(Data records)
# # #

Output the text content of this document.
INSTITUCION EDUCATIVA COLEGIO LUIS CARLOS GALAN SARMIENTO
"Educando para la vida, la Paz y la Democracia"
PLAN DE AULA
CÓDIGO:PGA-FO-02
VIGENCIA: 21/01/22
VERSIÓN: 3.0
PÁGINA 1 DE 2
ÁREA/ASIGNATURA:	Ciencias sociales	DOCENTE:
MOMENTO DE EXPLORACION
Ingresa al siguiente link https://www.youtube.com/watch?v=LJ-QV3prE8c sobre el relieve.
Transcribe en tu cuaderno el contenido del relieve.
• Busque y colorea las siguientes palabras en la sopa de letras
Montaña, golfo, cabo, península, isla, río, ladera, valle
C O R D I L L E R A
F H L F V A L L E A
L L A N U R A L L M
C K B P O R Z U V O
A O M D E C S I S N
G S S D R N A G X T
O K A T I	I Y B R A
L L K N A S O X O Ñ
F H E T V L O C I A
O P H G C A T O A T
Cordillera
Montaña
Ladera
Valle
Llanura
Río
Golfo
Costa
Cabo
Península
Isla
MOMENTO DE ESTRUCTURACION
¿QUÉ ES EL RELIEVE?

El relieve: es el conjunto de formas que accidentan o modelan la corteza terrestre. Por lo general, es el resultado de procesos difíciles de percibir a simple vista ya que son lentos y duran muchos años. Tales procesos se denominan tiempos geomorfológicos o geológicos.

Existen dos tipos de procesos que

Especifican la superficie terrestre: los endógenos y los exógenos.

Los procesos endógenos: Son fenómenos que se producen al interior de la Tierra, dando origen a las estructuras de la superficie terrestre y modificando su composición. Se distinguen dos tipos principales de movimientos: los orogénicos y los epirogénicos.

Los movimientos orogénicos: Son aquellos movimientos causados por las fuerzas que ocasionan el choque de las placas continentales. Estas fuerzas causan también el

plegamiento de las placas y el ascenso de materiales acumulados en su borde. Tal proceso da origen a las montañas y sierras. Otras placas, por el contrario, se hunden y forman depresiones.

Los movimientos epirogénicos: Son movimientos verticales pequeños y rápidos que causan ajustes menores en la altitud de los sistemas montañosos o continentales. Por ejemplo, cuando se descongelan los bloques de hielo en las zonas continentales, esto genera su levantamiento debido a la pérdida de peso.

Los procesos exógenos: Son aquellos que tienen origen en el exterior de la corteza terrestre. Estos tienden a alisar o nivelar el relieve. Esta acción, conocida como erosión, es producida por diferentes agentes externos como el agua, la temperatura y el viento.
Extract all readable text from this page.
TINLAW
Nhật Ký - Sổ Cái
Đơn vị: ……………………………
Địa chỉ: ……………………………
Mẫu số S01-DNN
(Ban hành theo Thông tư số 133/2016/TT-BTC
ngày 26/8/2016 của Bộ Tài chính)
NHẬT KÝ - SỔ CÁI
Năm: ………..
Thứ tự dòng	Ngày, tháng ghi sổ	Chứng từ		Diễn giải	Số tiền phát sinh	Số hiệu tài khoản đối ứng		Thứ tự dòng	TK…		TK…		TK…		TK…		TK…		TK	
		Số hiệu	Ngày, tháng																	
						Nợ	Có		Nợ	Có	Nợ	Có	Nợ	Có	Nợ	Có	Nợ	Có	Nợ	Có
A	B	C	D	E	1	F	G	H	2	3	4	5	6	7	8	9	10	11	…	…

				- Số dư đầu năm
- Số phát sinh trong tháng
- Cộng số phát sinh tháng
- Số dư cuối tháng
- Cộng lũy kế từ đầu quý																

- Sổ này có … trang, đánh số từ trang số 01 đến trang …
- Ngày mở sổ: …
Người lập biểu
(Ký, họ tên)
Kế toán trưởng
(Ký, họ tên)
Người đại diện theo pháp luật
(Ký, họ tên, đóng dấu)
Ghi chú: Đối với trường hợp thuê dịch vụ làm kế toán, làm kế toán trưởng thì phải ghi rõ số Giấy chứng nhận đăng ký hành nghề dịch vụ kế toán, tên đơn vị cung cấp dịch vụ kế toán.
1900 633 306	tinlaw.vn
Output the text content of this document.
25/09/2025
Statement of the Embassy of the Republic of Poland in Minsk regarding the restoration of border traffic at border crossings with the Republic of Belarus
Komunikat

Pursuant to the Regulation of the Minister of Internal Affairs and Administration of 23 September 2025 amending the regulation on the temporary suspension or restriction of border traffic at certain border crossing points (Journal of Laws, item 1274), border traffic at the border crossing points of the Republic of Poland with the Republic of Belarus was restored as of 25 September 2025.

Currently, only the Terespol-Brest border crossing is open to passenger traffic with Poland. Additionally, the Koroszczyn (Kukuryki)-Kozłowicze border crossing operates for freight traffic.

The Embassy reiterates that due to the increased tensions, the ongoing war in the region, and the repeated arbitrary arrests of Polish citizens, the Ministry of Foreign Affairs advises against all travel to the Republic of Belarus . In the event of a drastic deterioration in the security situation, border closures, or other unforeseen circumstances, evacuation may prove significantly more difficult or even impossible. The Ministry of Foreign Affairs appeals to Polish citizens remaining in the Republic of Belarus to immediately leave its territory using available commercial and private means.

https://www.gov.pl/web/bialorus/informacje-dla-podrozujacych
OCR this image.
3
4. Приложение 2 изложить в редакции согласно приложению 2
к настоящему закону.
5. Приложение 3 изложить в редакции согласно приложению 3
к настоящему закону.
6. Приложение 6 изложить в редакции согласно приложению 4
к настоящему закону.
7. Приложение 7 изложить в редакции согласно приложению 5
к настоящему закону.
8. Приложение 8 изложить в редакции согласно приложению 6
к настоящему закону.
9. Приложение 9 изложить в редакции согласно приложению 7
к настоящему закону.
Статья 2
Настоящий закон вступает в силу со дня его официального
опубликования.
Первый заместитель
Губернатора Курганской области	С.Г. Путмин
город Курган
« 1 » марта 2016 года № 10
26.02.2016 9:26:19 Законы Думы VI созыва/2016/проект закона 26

# # #

**STATED PROBLEM**
The records above need to be transcribed in full. Keep every character unchanged.

**TASK SOLUTION**
Output the text content of this document.
INSTITUCION EDUCATIVA COLEGIO LUIS CARLOS GALAN SARMIENTO
"Educando para la vida, la Paz y la Democracia"
PLAN DE AULA
CÓDIGO:PGA-FO-02
VIGENCIA: 21/01/22
VERSIÓN: 3.0
PÁGINA 1 DE 2
ÁREA/ASIGNATURA:	Ciencias sociales	DOCENTE:
MOMENTO DE EXPLORACION
Ingresa al siguiente link https://www.youtube.com/watch?v=LJ-QV3prE8c sobre el relieve.
Transcribe en tu cuaderno el contenido del relieve.
• Busque y colorea las siguientes palabras en la sopa de letras
Montaña, golfo, cabo, península, isla, río, ladera, valle
C O R D I L L E R A
F H L F V A L L E A
L L A N U R A L L M
C K B P O R Z U V O
A O M D E C S I S N
G S S D R N A G X T
O K A T I	I Y B R A
L L K N A S O X O Ñ
F H E T V L O C I A
O P H G C A T O A T
Cordillera
Montaña
Ladera
Valle
Llanura
Río
Golfo
Costa
Cabo
Península
Isla
MOMENTO DE ESTRUCTURACION
¿QUÉ ES EL RELIEVE?

El relieve: es el conjunto de formas que accidentan o modelan la corteza terrestre. Por lo general, es el resultado de procesos difíciles de percibir a simple vista ya que son lentos y duran muchos años. Tales procesos se denominan tiempos geomorfológicos o geológicos.

Existen dos tipos de procesos que

Especifican la superficie terrestre: los endógenos y los exógenos.

Los procesos endógenos: Son fenómenos que se producen al interior de la Tierra, dando origen a las estructuras de la superficie terrestre y modificando su composición. Se distinguen dos tipos principales de movimientos: los orogénicos y los epirogénicos.

Los movimientos orogénicos: Son aquellos movimientos causados por las fuerzas que ocasionan el choque de las placas continentales. Estas fuerzas causan también el

plegamiento de las placas y el ascenso de materiales acumulados en su borde. Tal proceso da origen a las montañas y sierras. Otras placas, por el contrario, se hunden y forman depresiones.

Los movimientos epirogénicos: Son movimientos verticales pequeños y rápidos que causan ajustes menores en la altitud de los sistemas montañosos o continentales. Por ejemplo, cuando se descongelan los bloques de hielo en las zonas continentales, esto genera su levantamiento debido a la pérdida de peso.

Los procesos exógenos: Son aquellos que tienen origen en el exterior de la corteza terrestre. Estos tienden a alisar o nivelar el relieve. Esta acción, conocida como erosión, es producida por diferentes agentes externos como el agua, la temperatura y el viento.
Extract all readable text from this page.
TINLAW
Nhật Ký - Sổ Cái
Đơn vị: ……………………………
Địa chỉ: ……………………………
Mẫu số S01-DNN
(Ban hành theo Thông tư số 133/2016/TT-BTC
ngày 26/8/2016 của Bộ Tài chính)
NHẬT KÝ - SỔ CÁI
Năm: ………..
Thứ tự dòng	Ngày, tháng ghi sổ	Chứng từ		Diễn giải	Số tiền phát sinh	Số hiệu tài khoản đối ứng		Thứ tự dòng	TK…		TK…		TK…		TK…		TK…		TK	
		Số hiệu	Ngày, tháng																	
						Nợ	Có		Nợ	Có	Nợ	Có	Nợ	Có	Nợ	Có	Nợ	Có	Nợ	Có
A	B	C	D	E	1	F	G	H	2	3	4	5	6	7	8	9	10	11	…	…

				- Số dư đầu năm
- Số phát sinh trong tháng
- Cộng số phát sinh tháng
- Số dư cuối tháng
- Cộng lũy kế từ đầu quý																

- Sổ này có … trang, đánh số từ trang số 01 đến trang …
- Ngày mở sổ: …
Người lập biểu
(Ký, họ tên)
Kế toán trưởng
(Ký, họ tên)
Người đại diện theo pháp luật
(Ký, họ tên, đóng dấu)
Ghi chú: Đối với trường hợp thuê dịch vụ làm kế toán, làm kế toán trưởng thì phải ghi rõ số Giấy chứng nhận đăng ký hành nghề dịch vụ kế toán, tên đơn vị cung cấp dịch vụ kế toán.
1900 633 306	tinlaw.vn
Output the text content of this document.
25/09/2025
Statement of the Embassy of the Republic of Poland in Minsk regarding the restoration of border traffic at border crossings with the Republic of Belarus
Komunikat

Pursuant to the Regulation of the Minister of Internal Affairs and Administration of 23 September 2025 amending the regulation on the temporary suspension or restriction of border traffic at certain border crossing points (Journal of Laws, item 1274), border traffic at the border crossing points of the Republic of Poland with the Republic of Belarus was restored as of 25 September 2025.

Currently, only the Terespol-Brest border crossing is open to passenger traffic with Poland. Additionally, the Koroszczyn (Kukuryki)-Kozłowicze border crossing operates for freight traffic.

The Embassy reiterates that due to the increased tensions, the ongoing war in the region, and the repeated arbitrary arrests of Polish citizens, the Ministry of Foreign Affairs advises against all travel to the Republic of Belarus . In the event of a drastic deterioration in the security situation, border closures, or other unforeseen circumstances, evacuation may prove significantly more difficult or even impossible. The Ministry of Foreign Affairs appeals to Polish citizens remaining in the Republic of Belarus to immediately leave its territory using available commercial and private means.

https://www.gov.pl/web/bialorus/informacje-dla-podrozujacych
OCR this image.
3
4. Приложение 2 изложить в редакции согласно приложению 2
к настоящему закону.
5. Приложение 3 изложить в редакции согласно приложению 3
к настоящему закону.
6. Приложение 6 изложить в редакции согласно приложению 4
к настоящему закону.
7. Приложение 7 изложить в редакции согласно приложению 5
к настоящему закону.
8. Приложение 8 изложить в редакции согласно приложению 6
к настоящему закону.
9. Приложение 9 изложить в редакции согласно приложению 7
к настоящему закону.
Статья 2
Настоящий закон вступает в силу со дня его официального
опубликования.
Первый заместитель
Губернатора Курганской области	С.Г. Путмин
город Курган
« 1 » марта 2016 года № 10
26.02.2016 9:26:19 Законы Думы VI созыва/2016/проект закона 26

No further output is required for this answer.